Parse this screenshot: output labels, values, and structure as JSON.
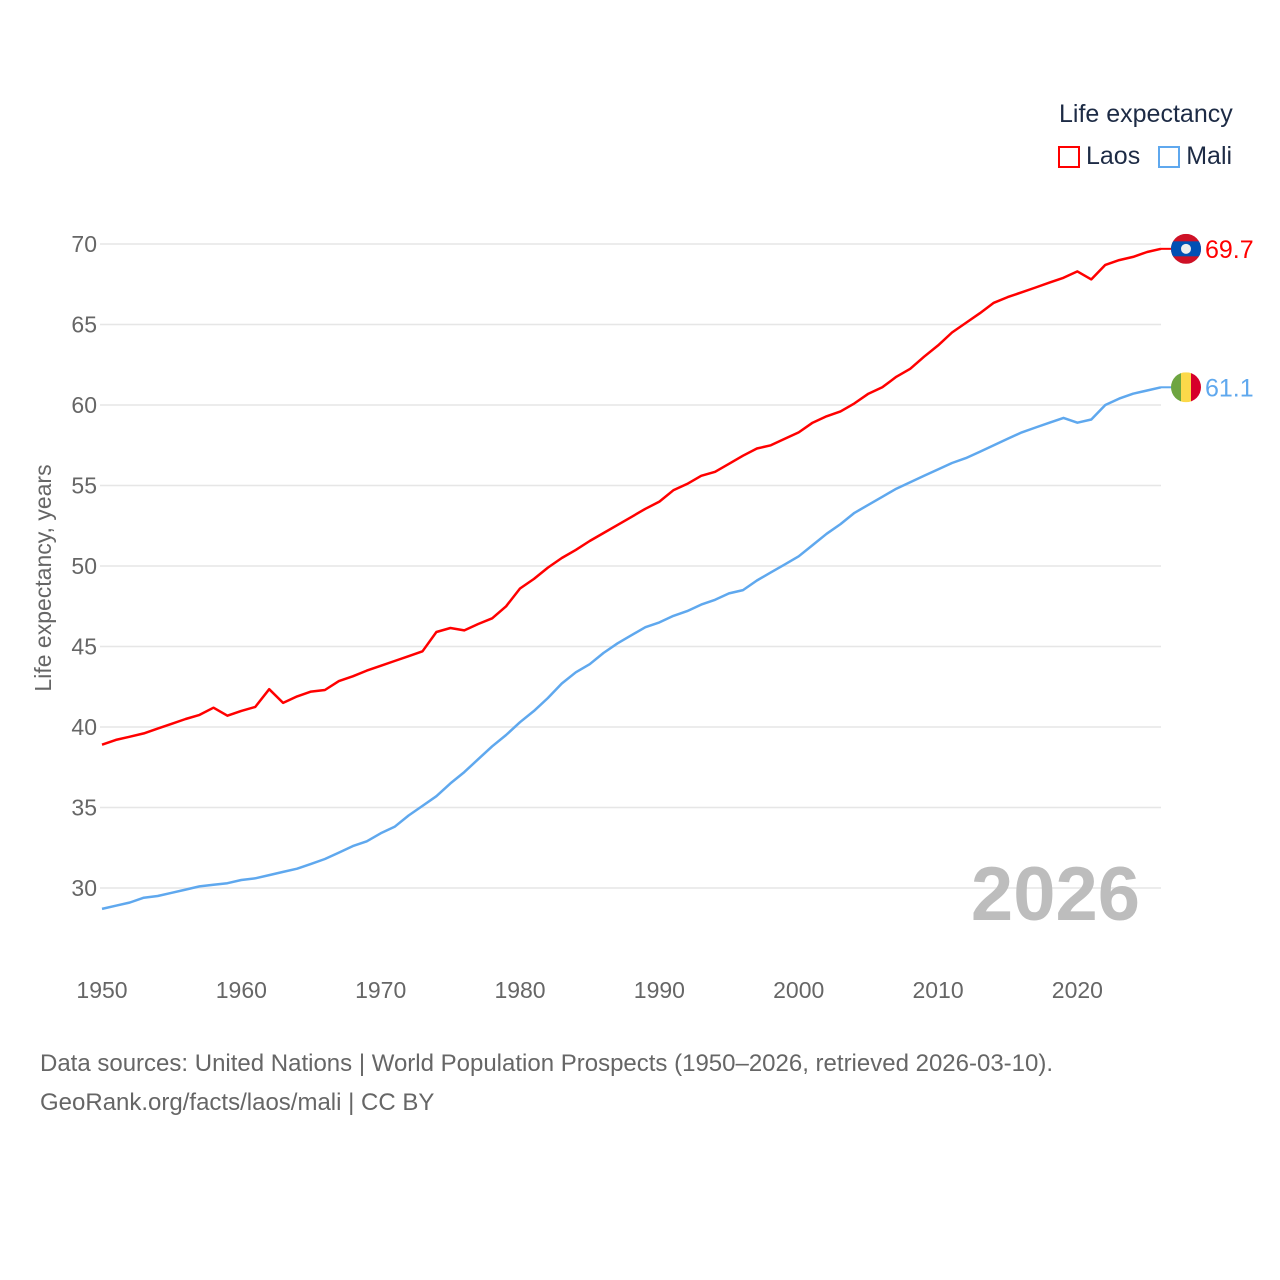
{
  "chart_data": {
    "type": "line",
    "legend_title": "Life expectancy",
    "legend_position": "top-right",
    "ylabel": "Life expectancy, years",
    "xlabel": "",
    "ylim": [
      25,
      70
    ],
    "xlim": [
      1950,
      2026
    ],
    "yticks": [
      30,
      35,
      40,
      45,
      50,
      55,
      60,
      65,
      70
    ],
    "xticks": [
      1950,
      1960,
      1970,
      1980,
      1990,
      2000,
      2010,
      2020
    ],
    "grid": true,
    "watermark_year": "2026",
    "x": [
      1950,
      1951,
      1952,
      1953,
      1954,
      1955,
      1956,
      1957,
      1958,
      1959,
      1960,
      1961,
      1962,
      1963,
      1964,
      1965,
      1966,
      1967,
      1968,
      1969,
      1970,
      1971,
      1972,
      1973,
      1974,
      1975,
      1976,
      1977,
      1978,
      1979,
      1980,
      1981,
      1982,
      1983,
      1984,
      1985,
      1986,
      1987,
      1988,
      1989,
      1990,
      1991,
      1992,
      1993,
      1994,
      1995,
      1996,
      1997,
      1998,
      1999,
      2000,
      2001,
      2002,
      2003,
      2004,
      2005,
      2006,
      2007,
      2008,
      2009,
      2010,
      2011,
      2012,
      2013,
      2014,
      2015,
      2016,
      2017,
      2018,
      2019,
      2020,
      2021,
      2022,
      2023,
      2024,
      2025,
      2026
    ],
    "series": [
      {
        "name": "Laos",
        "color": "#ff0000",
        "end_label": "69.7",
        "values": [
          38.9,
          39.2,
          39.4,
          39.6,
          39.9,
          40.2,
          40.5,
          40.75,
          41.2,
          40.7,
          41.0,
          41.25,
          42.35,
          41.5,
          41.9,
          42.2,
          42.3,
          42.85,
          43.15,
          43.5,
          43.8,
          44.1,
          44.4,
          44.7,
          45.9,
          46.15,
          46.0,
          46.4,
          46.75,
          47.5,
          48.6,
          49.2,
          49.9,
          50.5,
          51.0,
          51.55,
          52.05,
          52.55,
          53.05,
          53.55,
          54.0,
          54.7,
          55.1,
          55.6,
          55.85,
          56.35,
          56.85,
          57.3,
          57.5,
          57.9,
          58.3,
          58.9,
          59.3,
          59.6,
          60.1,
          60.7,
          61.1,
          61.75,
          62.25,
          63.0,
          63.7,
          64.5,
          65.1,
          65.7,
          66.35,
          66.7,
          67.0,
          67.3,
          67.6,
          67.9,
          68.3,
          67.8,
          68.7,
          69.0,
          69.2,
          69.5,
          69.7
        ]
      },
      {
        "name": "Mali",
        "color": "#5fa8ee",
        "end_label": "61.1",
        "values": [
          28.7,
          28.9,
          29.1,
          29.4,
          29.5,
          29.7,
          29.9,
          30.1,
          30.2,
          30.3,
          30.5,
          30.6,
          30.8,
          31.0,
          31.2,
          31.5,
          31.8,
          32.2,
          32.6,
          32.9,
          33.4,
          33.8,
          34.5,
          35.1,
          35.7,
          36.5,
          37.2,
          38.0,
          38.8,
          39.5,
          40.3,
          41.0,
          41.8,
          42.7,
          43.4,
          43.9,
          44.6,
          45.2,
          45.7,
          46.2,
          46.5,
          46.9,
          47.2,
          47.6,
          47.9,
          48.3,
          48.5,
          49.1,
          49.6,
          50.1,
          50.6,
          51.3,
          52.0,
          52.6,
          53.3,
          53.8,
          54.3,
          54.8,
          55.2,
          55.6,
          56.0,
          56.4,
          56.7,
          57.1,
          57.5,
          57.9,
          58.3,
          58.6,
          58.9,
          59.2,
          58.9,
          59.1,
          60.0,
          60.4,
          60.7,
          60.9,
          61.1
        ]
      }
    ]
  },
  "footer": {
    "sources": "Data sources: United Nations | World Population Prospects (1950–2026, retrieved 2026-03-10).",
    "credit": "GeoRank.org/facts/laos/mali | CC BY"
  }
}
..........
- **Aim**:
Print out the whole of the material word for word, without pictures.

- **Response**:
Parse this screenshot: output labels, values, and structure as JSON.
{
  "chart_data": {
    "type": "line",
    "legend_title": "Life expectancy",
    "legend_position": "top-right",
    "ylabel": "Life expectancy, years",
    "xlabel": "",
    "ylim": [
      25,
      70
    ],
    "xlim": [
      1950,
      2026
    ],
    "yticks": [
      30,
      35,
      40,
      45,
      50,
      55,
      60,
      65,
      70
    ],
    "xticks": [
      1950,
      1960,
      1970,
      1980,
      1990,
      2000,
      2010,
      2020
    ],
    "grid": true,
    "watermark_year": "2026",
    "x": [
      1950,
      1951,
      1952,
      1953,
      1954,
      1955,
      1956,
      1957,
      1958,
      1959,
      1960,
      1961,
      1962,
      1963,
      1964,
      1965,
      1966,
      1967,
      1968,
      1969,
      1970,
      1971,
      1972,
      1973,
      1974,
      1975,
      1976,
      1977,
      1978,
      1979,
      1980,
      1981,
      1982,
      1983,
      1984,
      1985,
      1986,
      1987,
      1988,
      1989,
      1990,
      1991,
      1992,
      1993,
      1994,
      1995,
      1996,
      1997,
      1998,
      1999,
      2000,
      2001,
      2002,
      2003,
      2004,
      2005,
      2006,
      2007,
      2008,
      2009,
      2010,
      2011,
      2012,
      2013,
      2014,
      2015,
      2016,
      2017,
      2018,
      2019,
      2020,
      2021,
      2022,
      2023,
      2024,
      2025,
      2026
    ],
    "series": [
      {
        "name": "Laos",
        "color": "#ff0000",
        "end_label": "69.7",
        "values": [
          38.9,
          39.2,
          39.4,
          39.6,
          39.9,
          40.2,
          40.5,
          40.75,
          41.2,
          40.7,
          41.0,
          41.25,
          42.35,
          41.5,
          41.9,
          42.2,
          42.3,
          42.85,
          43.15,
          43.5,
          43.8,
          44.1,
          44.4,
          44.7,
          45.9,
          46.15,
          46.0,
          46.4,
          46.75,
          47.5,
          48.6,
          49.2,
          49.9,
          50.5,
          51.0,
          51.55,
          52.05,
          52.55,
          53.05,
          53.55,
          54.0,
          54.7,
          55.1,
          55.6,
          55.85,
          56.35,
          56.85,
          57.3,
          57.5,
          57.9,
          58.3,
          58.9,
          59.3,
          59.6,
          60.1,
          60.7,
          61.1,
          61.75,
          62.25,
          63.0,
          63.7,
          64.5,
          65.1,
          65.7,
          66.35,
          66.7,
          67.0,
          67.3,
          67.6,
          67.9,
          68.3,
          67.8,
          68.7,
          69.0,
          69.2,
          69.5,
          69.7
        ]
      },
      {
        "name": "Mali",
        "color": "#5fa8ee",
        "end_label": "61.1",
        "values": [
          28.7,
          28.9,
          29.1,
          29.4,
          29.5,
          29.7,
          29.9,
          30.1,
          30.2,
          30.3,
          30.5,
          30.6,
          30.8,
          31.0,
          31.2,
          31.5,
          31.8,
          32.2,
          32.6,
          32.9,
          33.4,
          33.8,
          34.5,
          35.1,
          35.7,
          36.5,
          37.2,
          38.0,
          38.8,
          39.5,
          40.3,
          41.0,
          41.8,
          42.7,
          43.4,
          43.9,
          44.6,
          45.2,
          45.7,
          46.2,
          46.5,
          46.9,
          47.2,
          47.6,
          47.9,
          48.3,
          48.5,
          49.1,
          49.6,
          50.1,
          50.6,
          51.3,
          52.0,
          52.6,
          53.3,
          53.8,
          54.3,
          54.8,
          55.2,
          55.6,
          56.0,
          56.4,
          56.7,
          57.1,
          57.5,
          57.9,
          58.3,
          58.6,
          58.9,
          59.2,
          58.9,
          59.1,
          60.0,
          60.4,
          60.7,
          60.9,
          61.1
        ]
      }
    ]
  },
  "footer": {
    "sources": "Data sources: United Nations | World Population Prospects (1950–2026, retrieved 2026-03-10).",
    "credit": "GeoRank.org/facts/laos/mali | CC BY"
  }
}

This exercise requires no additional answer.